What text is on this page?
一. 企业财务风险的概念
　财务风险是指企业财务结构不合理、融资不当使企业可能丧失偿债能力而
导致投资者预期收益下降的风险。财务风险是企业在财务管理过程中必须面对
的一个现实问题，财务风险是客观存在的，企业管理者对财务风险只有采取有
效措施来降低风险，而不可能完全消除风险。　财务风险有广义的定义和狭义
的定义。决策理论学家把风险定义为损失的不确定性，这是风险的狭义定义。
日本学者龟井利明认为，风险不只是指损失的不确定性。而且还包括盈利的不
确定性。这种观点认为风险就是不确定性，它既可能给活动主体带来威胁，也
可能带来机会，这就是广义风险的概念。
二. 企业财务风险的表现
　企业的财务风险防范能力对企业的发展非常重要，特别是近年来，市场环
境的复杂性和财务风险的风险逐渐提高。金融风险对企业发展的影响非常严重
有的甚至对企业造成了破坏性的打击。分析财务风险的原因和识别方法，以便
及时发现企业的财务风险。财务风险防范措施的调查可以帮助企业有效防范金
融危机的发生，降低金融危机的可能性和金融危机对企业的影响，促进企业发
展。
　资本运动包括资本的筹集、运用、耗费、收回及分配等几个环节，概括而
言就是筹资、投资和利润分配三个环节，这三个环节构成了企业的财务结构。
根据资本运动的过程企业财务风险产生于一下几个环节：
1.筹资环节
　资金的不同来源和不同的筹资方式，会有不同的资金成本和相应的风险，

_ _ _

→ YOUR INSTRUCTIONS:
Set down the material above again, word for word.

→ ANSWER TO THE PROBLEM:
What text is on this page?
一. 企业财务风险的概念
　财务风险是指企业财务结构不合理、融资不当使企业可能丧失偿债能力而
导致投资者预期收益下降的风险。财务风险是企业在财务管理过程中必须面对
的一个现实问题，财务风险是客观存在的，企业管理者对财务风险只有采取有
效措施来降低风险，而不可能完全消除风险。　财务风险有广义的定义和狭义
的定义。决策理论学家把风险定义为损失的不确定性，这是风险的狭义定义。
日本学者龟井利明认为，风险不只是指损失的不确定性。而且还包括盈利的不
确定性。这种观点认为风险就是不确定性，它既可能给活动主体带来威胁，也
可能带来机会，这就是广义风险的概念。
二. 企业财务风险的表现
　企业的财务风险防范能力对企业的发展非常重要，特别是近年来，市场环
境的复杂性和财务风险的风险逐渐提高。金融风险对企业发展的影响非常严重
有的甚至对企业造成了破坏性的打击。分析财务风险的原因和识别方法，以便
及时发现企业的财务风险。财务风险防范措施的调查可以帮助企业有效防范金
融危机的发生，降低金融危机的可能性和金融危机对企业的影响，促进企业发
展。
　资本运动包括资本的筹集、运用、耗费、收回及分配等几个环节，概括而
言就是筹资、投资和利润分配三个环节，这三个环节构成了企业的财务结构。
根据资本运动的过程企业财务风险产生于一下几个环节：
1.筹资环节
　资金的不同来源和不同的筹资方式，会有不同的资金成本和相应的风险，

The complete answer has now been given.